SET EXERCISE: Check every line of the data below for the string "Inversión", and copy the ones that hold it.

_ _ _

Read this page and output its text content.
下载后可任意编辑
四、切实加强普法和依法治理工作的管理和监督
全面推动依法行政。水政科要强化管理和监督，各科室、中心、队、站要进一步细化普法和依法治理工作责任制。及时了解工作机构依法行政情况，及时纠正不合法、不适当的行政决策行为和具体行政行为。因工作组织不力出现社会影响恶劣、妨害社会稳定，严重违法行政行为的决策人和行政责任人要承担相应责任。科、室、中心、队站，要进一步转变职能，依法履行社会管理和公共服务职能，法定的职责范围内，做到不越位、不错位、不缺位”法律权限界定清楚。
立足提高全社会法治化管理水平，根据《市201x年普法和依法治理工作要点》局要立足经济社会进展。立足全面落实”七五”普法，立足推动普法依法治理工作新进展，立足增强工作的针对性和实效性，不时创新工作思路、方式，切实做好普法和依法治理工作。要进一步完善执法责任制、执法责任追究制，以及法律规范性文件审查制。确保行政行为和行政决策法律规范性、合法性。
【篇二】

_ _ _

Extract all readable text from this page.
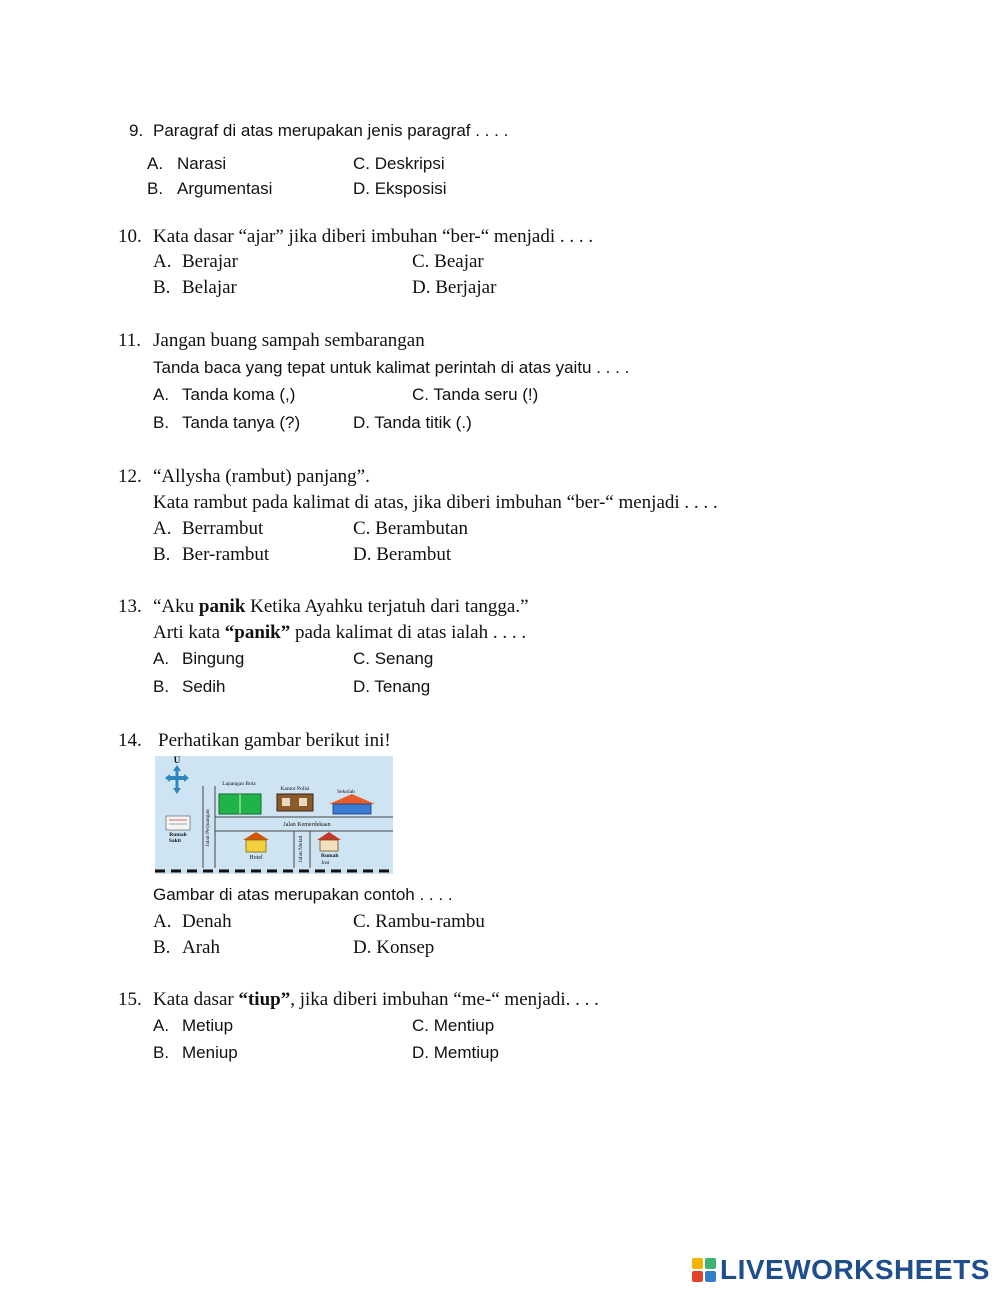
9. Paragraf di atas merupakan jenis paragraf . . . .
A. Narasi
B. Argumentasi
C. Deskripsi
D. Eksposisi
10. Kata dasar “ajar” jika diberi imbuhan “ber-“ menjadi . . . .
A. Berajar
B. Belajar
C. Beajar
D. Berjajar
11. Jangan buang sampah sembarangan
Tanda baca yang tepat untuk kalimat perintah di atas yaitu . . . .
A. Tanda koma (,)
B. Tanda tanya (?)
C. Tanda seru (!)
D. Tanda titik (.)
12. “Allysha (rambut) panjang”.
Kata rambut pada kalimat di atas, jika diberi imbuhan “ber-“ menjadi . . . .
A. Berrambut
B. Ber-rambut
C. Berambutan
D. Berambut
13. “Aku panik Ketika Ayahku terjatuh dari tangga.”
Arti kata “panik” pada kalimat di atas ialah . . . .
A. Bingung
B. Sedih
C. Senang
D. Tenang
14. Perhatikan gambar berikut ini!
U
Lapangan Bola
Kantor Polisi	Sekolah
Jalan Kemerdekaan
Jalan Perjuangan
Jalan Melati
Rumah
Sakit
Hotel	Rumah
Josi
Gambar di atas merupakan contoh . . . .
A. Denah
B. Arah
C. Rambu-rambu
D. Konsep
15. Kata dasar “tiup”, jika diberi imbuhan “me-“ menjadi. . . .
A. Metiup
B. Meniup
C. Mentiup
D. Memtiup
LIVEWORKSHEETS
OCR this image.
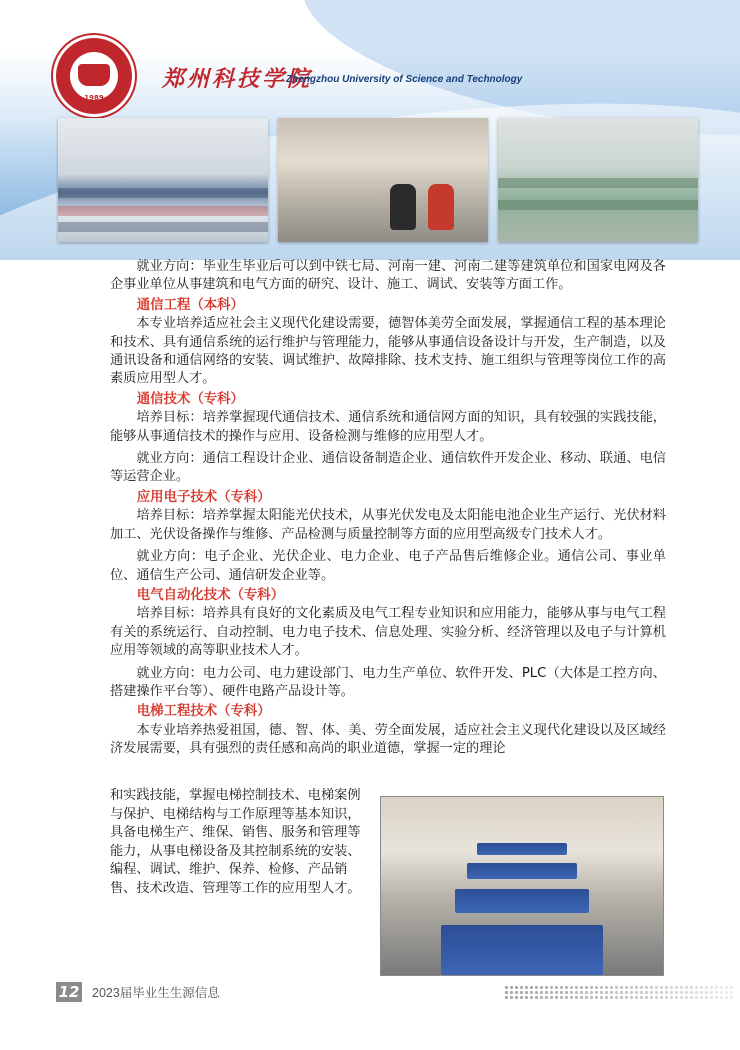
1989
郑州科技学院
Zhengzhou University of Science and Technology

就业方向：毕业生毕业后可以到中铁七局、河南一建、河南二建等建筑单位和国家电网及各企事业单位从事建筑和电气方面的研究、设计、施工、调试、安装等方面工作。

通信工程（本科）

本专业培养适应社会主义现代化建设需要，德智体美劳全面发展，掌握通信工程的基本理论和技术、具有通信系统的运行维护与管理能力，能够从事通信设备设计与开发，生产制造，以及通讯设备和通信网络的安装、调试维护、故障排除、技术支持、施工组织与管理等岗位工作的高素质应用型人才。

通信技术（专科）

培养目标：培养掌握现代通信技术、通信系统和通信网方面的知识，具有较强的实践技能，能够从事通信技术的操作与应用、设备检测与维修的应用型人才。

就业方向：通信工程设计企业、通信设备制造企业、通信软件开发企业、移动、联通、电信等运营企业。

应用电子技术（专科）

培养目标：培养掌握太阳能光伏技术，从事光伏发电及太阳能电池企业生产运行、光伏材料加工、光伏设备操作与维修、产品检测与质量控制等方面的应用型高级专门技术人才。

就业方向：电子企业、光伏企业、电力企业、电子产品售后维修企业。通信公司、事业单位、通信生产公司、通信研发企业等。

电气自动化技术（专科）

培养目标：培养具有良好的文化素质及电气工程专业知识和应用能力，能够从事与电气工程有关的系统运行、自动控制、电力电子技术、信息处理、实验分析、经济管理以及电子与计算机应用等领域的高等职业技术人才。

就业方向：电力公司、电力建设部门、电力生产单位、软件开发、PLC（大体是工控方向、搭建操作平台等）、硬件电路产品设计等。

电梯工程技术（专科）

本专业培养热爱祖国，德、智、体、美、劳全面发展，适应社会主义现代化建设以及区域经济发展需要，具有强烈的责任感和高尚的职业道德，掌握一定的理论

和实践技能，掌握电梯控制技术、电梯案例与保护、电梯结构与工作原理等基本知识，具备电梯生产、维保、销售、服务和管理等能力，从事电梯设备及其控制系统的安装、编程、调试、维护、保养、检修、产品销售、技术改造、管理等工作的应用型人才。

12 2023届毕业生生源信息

_ _ _

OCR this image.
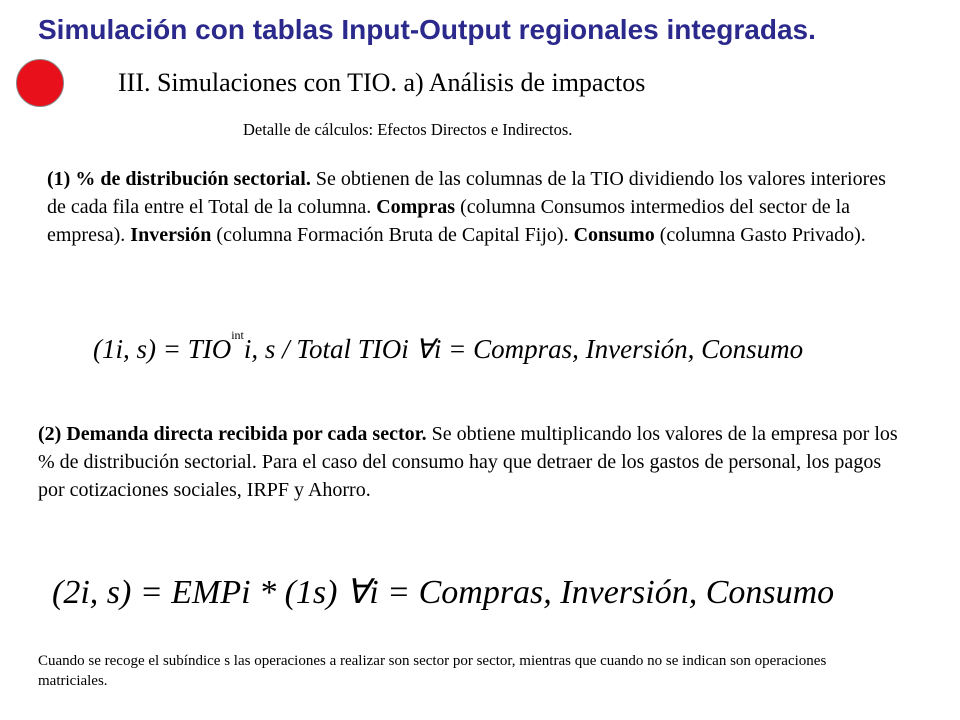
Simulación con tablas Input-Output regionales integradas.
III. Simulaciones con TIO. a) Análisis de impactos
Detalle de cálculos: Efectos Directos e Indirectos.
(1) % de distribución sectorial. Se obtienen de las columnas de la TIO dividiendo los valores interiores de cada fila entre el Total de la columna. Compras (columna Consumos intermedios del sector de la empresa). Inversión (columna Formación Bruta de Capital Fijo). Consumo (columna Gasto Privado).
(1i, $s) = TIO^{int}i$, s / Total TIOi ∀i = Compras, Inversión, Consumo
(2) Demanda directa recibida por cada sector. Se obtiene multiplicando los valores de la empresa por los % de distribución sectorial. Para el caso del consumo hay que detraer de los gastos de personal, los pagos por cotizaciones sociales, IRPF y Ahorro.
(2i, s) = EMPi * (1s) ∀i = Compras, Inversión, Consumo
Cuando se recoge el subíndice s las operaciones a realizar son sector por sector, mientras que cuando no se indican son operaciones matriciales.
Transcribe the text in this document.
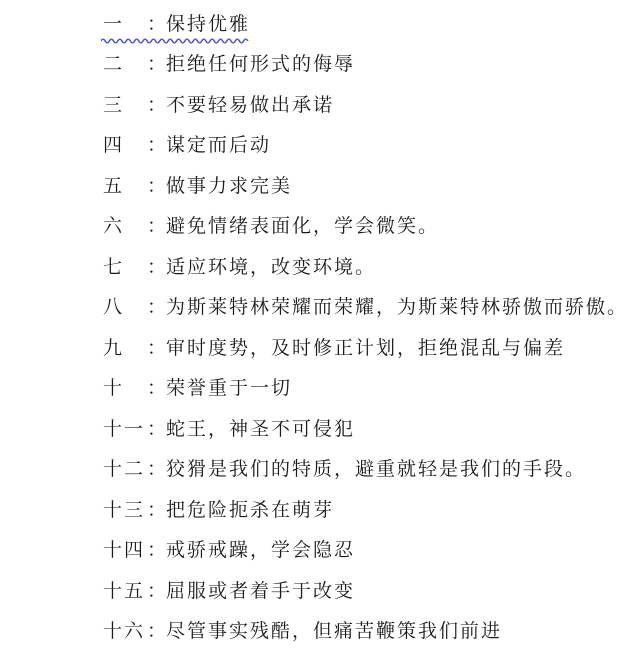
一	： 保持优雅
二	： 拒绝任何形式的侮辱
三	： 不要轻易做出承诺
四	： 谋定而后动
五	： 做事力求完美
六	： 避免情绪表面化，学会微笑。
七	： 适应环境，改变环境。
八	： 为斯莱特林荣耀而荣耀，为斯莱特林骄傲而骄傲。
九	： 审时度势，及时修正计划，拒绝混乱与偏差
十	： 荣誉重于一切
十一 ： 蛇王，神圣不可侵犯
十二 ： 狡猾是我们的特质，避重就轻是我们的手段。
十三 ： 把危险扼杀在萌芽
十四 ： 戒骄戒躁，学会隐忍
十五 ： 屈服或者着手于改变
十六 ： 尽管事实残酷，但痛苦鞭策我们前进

_ _ _

RESPONSE:
(1) % de distribución sectorial. Se obtienen de las columnas de la TIO dividiendo los valores interiores de cada fila entre el Total de la columna. Compras (columna Consumos intermedios del sector de la empresa). Inversión (columna Formación Bruta de Capital Fijo). Consumo (columna Gasto Privado).
(1i, $s) = TIO^{int}i$, s / Total TIOi ∀i = Compras, Inversión, Consumo
(2i, s) = EMPi * (1s) ∀i = Compras, Inversión, Consumo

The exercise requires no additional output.